Restate the listing that follows word for word, without its pictures.

* **Available data**
------------
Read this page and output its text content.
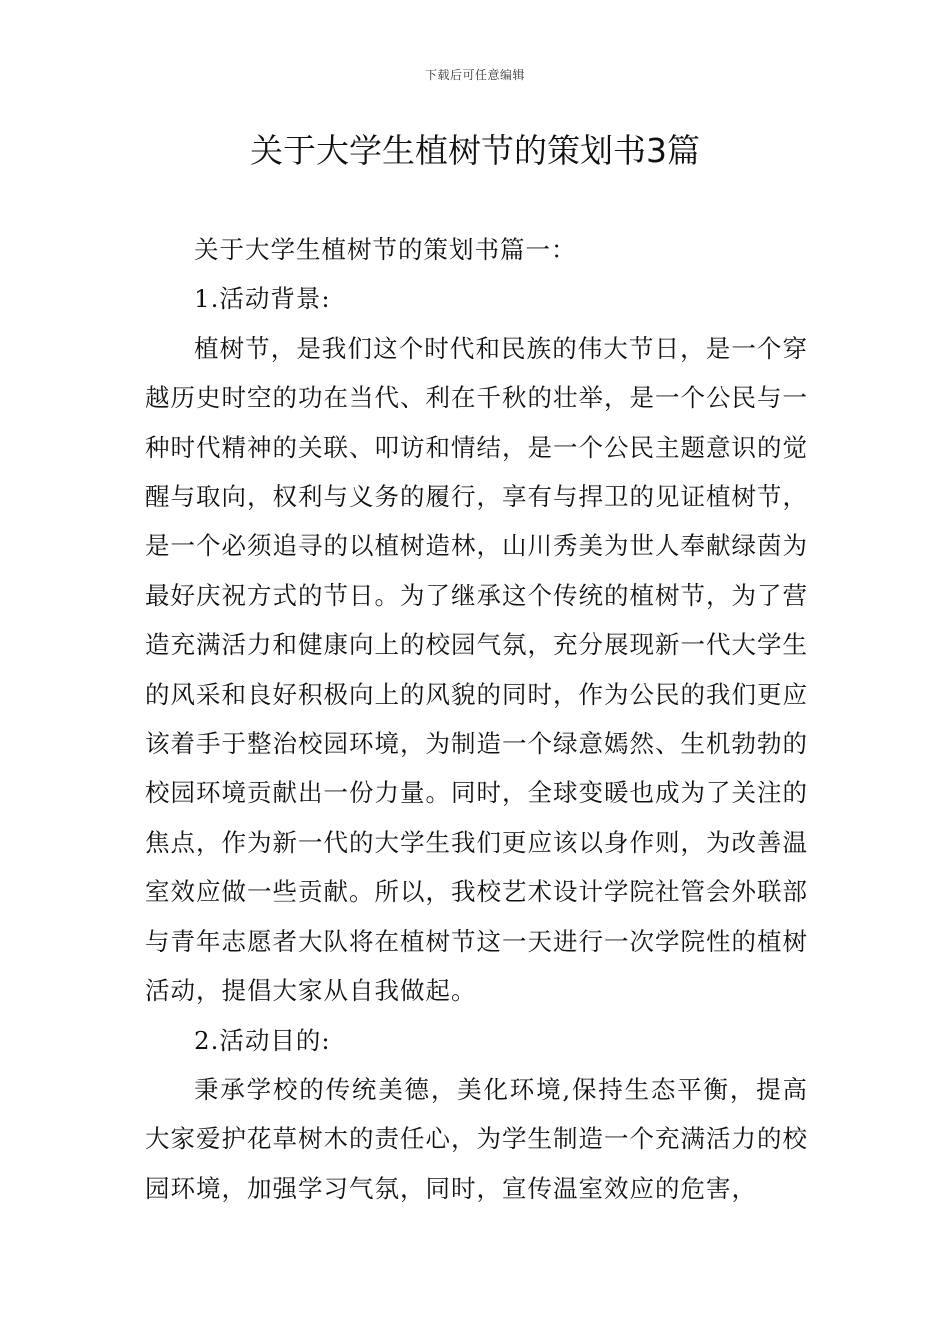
下载后可任意编辑
关于大学生植树节的策划书3篇

关于大学生植树节的策划书篇一：

1.活动背景:

植树节，是我们这个时代和民族的伟大节日，是一个穿越历史时空的功在当代、利在千秋的壮举，是一个公民与一种时代精神的关联、叩访和情结，是一个公民主题意识的觉醒与取向，权利与义务的履行，享有与捍卫的见证植树节，是一个必须追寻的以植树造林，山川秀美为世人奉献绿茵为最好庆祝方式的节日。为了继承这个传统的植树节，为了营造充满活力和健康向上的校园气氛，充分展现新一代大学生的风采和良好积极向上的风貌的同时，作为公民的我们更应该着手于整治校园环境，为制造一个绿意嫣然、生机勃勃的校园环境贡献出一份力量。同时，全球变暖也成为了关注的焦点，作为新一代的大学生我们更应该以身作则，为改善温室效应做一些贡献。所以，我校艺术设计学院社管会外联部与青年志愿者大队将在植树节这一天进行一次学院性的植树活动，提倡大家从自我做起。

2.活动目的:

秉承学校的传统美德，美化环境,保持生态平衡，提高大家爱护花草树木的责任心，为学生制造一个充满活力的校园环境，加强学习气氛，同时，宣传温室效应的危害，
------------
* **Full response**
Read this page and output its text content.
下载后可任意编辑
关于大学生植树节的策划书3篇

关于大学生植树节的策划书篇一：

1.活动背景:

植树节，是我们这个时代和民族的伟大节日，是一个穿越历史时空的功在当代、利在千秋的壮举，是一个公民与一种时代精神的关联、叩访和情结，是一个公民主题意识的觉醒与取向，权利与义务的履行，享有与捍卫的见证植树节，是一个必须追寻的以植树造林，山川秀美为世人奉献绿茵为最好庆祝方式的节日。为了继承这个传统的植树节，为了营造充满活力和健康向上的校园气氛，充分展现新一代大学生的风采和良好积极向上的风貌的同时，作为公民的我们更应该着手于整治校园环境，为制造一个绿意嫣然、生机勃勃的校园环境贡献出一份力量。同时，全球变暖也成为了关注的焦点，作为新一代的大学生我们更应该以身作则，为改善温室效应做一些贡献。所以，我校艺术设计学院社管会外联部与青年志愿者大队将在植树节这一天进行一次学院性的植树活动，提倡大家从自我做起。

2.活动目的:

秉承学校的传统美德，美化环境,保持生态平衡，提高大家爱护花草树木的责任心，为学生制造一个充满活力的校园环境，加强学习气氛，同时，宣传温室效应的危害，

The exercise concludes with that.